┌─ INFORMATION SUPPLIED

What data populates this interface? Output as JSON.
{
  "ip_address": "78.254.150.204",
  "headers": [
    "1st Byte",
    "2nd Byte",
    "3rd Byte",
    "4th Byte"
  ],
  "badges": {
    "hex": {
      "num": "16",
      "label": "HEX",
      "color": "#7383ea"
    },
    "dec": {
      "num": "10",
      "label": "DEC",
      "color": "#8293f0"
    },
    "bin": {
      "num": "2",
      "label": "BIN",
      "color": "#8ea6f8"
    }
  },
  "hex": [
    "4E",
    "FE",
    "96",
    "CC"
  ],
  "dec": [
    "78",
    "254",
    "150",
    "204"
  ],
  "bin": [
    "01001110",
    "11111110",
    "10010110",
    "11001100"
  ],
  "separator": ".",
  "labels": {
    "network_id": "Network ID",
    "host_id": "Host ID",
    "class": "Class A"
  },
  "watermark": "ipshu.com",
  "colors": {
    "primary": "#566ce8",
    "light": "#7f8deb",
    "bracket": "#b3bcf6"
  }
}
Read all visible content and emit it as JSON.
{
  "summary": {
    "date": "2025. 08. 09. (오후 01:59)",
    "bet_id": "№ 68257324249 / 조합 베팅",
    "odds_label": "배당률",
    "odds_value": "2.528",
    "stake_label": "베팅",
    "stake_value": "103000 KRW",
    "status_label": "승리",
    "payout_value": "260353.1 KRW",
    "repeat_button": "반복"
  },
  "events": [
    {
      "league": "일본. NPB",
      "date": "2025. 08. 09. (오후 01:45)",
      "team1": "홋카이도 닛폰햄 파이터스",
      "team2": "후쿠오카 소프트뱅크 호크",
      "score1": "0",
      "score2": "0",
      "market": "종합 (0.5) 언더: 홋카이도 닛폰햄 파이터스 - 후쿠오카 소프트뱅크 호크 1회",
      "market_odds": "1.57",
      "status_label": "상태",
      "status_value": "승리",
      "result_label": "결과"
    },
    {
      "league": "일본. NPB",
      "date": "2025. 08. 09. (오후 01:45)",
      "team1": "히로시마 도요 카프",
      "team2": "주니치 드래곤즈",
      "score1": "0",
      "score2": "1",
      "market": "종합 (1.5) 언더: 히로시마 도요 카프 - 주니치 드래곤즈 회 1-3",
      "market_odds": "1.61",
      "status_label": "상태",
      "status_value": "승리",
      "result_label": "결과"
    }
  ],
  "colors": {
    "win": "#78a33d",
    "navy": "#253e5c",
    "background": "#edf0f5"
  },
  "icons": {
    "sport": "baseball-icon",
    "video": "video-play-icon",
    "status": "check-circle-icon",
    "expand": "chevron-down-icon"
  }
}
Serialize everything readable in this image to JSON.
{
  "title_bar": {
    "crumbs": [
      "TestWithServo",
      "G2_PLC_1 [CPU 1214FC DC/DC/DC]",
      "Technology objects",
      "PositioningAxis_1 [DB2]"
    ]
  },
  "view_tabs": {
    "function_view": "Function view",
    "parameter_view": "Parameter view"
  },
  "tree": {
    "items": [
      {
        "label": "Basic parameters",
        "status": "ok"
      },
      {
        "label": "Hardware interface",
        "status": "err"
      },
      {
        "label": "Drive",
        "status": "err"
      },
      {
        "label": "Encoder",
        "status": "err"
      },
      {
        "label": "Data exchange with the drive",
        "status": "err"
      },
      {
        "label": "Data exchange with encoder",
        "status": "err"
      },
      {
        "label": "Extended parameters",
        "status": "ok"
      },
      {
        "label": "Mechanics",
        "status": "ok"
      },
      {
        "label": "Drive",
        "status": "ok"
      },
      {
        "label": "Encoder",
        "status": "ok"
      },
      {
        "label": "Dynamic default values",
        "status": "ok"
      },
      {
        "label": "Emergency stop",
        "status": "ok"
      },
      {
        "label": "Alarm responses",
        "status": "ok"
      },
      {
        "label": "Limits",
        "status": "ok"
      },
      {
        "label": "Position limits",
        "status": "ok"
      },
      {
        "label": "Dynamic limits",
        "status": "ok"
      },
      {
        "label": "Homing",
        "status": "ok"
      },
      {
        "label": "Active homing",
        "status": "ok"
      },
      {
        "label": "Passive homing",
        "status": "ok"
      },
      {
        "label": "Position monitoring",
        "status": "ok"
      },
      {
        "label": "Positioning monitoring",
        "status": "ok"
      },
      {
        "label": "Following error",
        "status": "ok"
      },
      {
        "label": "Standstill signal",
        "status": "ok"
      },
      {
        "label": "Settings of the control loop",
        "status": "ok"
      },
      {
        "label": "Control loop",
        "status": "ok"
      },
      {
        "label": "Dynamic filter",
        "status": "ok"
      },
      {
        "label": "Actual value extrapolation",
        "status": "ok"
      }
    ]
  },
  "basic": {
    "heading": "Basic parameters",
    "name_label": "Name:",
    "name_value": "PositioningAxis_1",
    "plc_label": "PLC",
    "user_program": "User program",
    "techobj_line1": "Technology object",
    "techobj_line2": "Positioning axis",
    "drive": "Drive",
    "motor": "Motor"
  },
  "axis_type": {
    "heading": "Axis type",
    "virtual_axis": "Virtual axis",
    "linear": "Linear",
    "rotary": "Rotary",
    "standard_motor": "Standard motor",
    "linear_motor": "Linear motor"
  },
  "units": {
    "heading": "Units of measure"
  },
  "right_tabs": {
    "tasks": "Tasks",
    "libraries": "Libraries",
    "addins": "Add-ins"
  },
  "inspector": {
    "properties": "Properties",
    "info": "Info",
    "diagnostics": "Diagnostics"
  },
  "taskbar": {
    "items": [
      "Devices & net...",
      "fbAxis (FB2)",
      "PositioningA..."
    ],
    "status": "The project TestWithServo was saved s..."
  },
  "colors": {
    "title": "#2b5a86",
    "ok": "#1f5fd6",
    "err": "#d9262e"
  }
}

└─

**WHAT THE TASK ASKS**
Reproduce every record above exactly as it appears.

**TASK RESPONSE**
What data populates this interface? Output as JSON.
{
  "ip_address": "78.254.150.204",
  "headers": [
    "1st Byte",
    "2nd Byte",
    "3rd Byte",
    "4th Byte"
  ],
  "badges": {
    "hex": {
      "num": "16",
      "label": "HEX",
      "color": "#7383ea"
    },
    "dec": {
      "num": "10",
      "label": "DEC",
      "color": "#8293f0"
    },
    "bin": {
      "num": "2",
      "label": "BIN",
      "color": "#8ea6f8"
    }
  },
  "hex": [
    "4E",
    "FE",
    "96",
    "CC"
  ],
  "dec": [
    "78",
    "254",
    "150",
    "204"
  ],
  "bin": [
    "01001110",
    "11111110",
    "10010110",
    "11001100"
  ],
  "separator": ".",
  "labels": {
    "network_id": "Network ID",
    "host_id": "Host ID",
    "class": "Class A"
  },
  "watermark": "ipshu.com",
  "colors": {
    "primary": "#566ce8",
    "light": "#7f8deb",
    "bracket": "#b3bcf6"
  }
}
Read all visible content and emit it as JSON.
{
  "summary": {
    "date": "2025. 08. 09. (오후 01:59)",
    "bet_id": "№ 68257324249 / 조합 베팅",
    "odds_label": "배당률",
    "odds_value": "2.528",
    "stake_label": "베팅",
    "stake_value": "103000 KRW",
    "status_label": "승리",
    "payout_value": "260353.1 KRW",
    "repeat_button": "반복"
  },
  "events": [
    {
      "league": "일본. NPB",
      "date": "2025. 08. 09. (오후 01:45)",
      "team1": "홋카이도 닛폰햄 파이터스",
      "team2": "후쿠오카 소프트뱅크 호크",
      "score1": "0",
      "score2": "0",
      "market": "종합 (0.5) 언더: 홋카이도 닛폰햄 파이터스 - 후쿠오카 소프트뱅크 호크 1회",
      "market_odds": "1.57",
      "status_label": "상태",
      "status_value": "승리",
      "result_label": "결과"
    },
    {
      "league": "일본. NPB",
      "date": "2025. 08. 09. (오후 01:45)",
      "team1": "히로시마 도요 카프",
      "team2": "주니치 드래곤즈",
      "score1": "0",
      "score2": "1",
      "market": "종합 (1.5) 언더: 히로시마 도요 카프 - 주니치 드래곤즈 회 1-3",
      "market_odds": "1.61",
      "status_label": "상태",
      "status_value": "승리",
      "result_label": "결과"
    }
  ],
  "colors": {
    "win": "#78a33d",
    "navy": "#253e5c",
    "background": "#edf0f5"
  },
  "icons": {
    "sport": "baseball-icon",
    "video": "video-play-icon",
    "status": "check-circle-icon",
    "expand": "chevron-down-icon"
  }
}
Serialize everything readable in this image to JSON.
{
  "title_bar": {
    "crumbs": [
      "TestWithServo",
      "G2_PLC_1 [CPU 1214FC DC/DC/DC]",
      "Technology objects",
      "PositioningAxis_1 [DB2]"
    ]
  },
  "view_tabs": {
    "function_view": "Function view",
    "parameter_view": "Parameter view"
  },
  "tree": {
    "items": [
      {
        "label": "Basic parameters",
        "status": "ok"
      },
      {
        "label": "Hardware interface",
        "status": "err"
      },
      {
        "label": "Drive",
        "status": "err"
      },
      {
        "label": "Encoder",
        "status": "err"
      },
      {
        "label": "Data exchange with the drive",
        "status": "err"
      },
      {
        "label": "Data exchange with encoder",
        "status": "err"
      },
      {
        "label": "Extended parameters",
        "status": "ok"
      },
      {
        "label": "Mechanics",
        "status": "ok"
      },
      {
        "label": "Drive",
        "status": "ok"
      },
      {
        "label": "Encoder",
        "status": "ok"
      },
      {
        "label": "Dynamic default values",
        "status": "ok"
      },
      {
        "label": "Emergency stop",
        "status": "ok"
      },
      {
        "label": "Alarm responses",
        "status": "ok"
      },
      {
        "label": "Limits",
        "status": "ok"
      },
      {
        "label": "Position limits",
        "status": "ok"
      },
      {
        "label": "Dynamic limits",
        "status": "ok"
      },
      {
        "label": "Homing",
        "status": "ok"
      },
      {
        "label": "Active homing",
        "status": "ok"
      },
      {
        "label": "Passive homing",
        "status": "ok"
      },
      {
        "label": "Position monitoring",
        "status": "ok"
      },
      {
        "label": "Positioning monitoring",
        "status": "ok"
      },
      {
        "label": "Following error",
        "status": "ok"
      },
      {
        "label": "Standstill signal",
        "status": "ok"
      },
      {
        "label": "Settings of the control loop",
        "status": "ok"
      },
      {
        "label": "Control loop",
        "status": "ok"
      },
      {
        "label": "Dynamic filter",
        "status": "ok"
      },
      {
        "label": "Actual value extrapolation",
        "status": "ok"
      }
    ]
  },
  "basic": {
    "heading": "Basic parameters",
    "name_label": "Name:",
    "name_value": "PositioningAxis_1",
    "plc_label": "PLC",
    "user_program": "User program",
    "techobj_line1": "Technology object",
    "techobj_line2": "Positioning axis",
    "drive": "Drive",
    "motor": "Motor"
  },
  "axis_type": {
    "heading": "Axis type",
    "virtual_axis": "Virtual axis",
    "linear": "Linear",
    "rotary": "Rotary",
    "standard_motor": "Standard motor",
    "linear_motor": "Linear motor"
  },
  "units": {
    "heading": "Units of measure"
  },
  "right_tabs": {
    "tasks": "Tasks",
    "libraries": "Libraries",
    "addins": "Add-ins"
  },
  "inspector": {
    "properties": "Properties",
    "info": "Info",
    "diagnostics": "Diagnostics"
  },
  "taskbar": {
    "items": [
      "Devices & net...",
      "fbAxis (FB2)",
      "PositioningA..."
    ],
    "status": "The project TestWithServo was saved s..."
  },
  "colors": {
    "title": "#2b5a86",
    "ok": "#1f5fd6",
    "err": "#d9262e"
  }
}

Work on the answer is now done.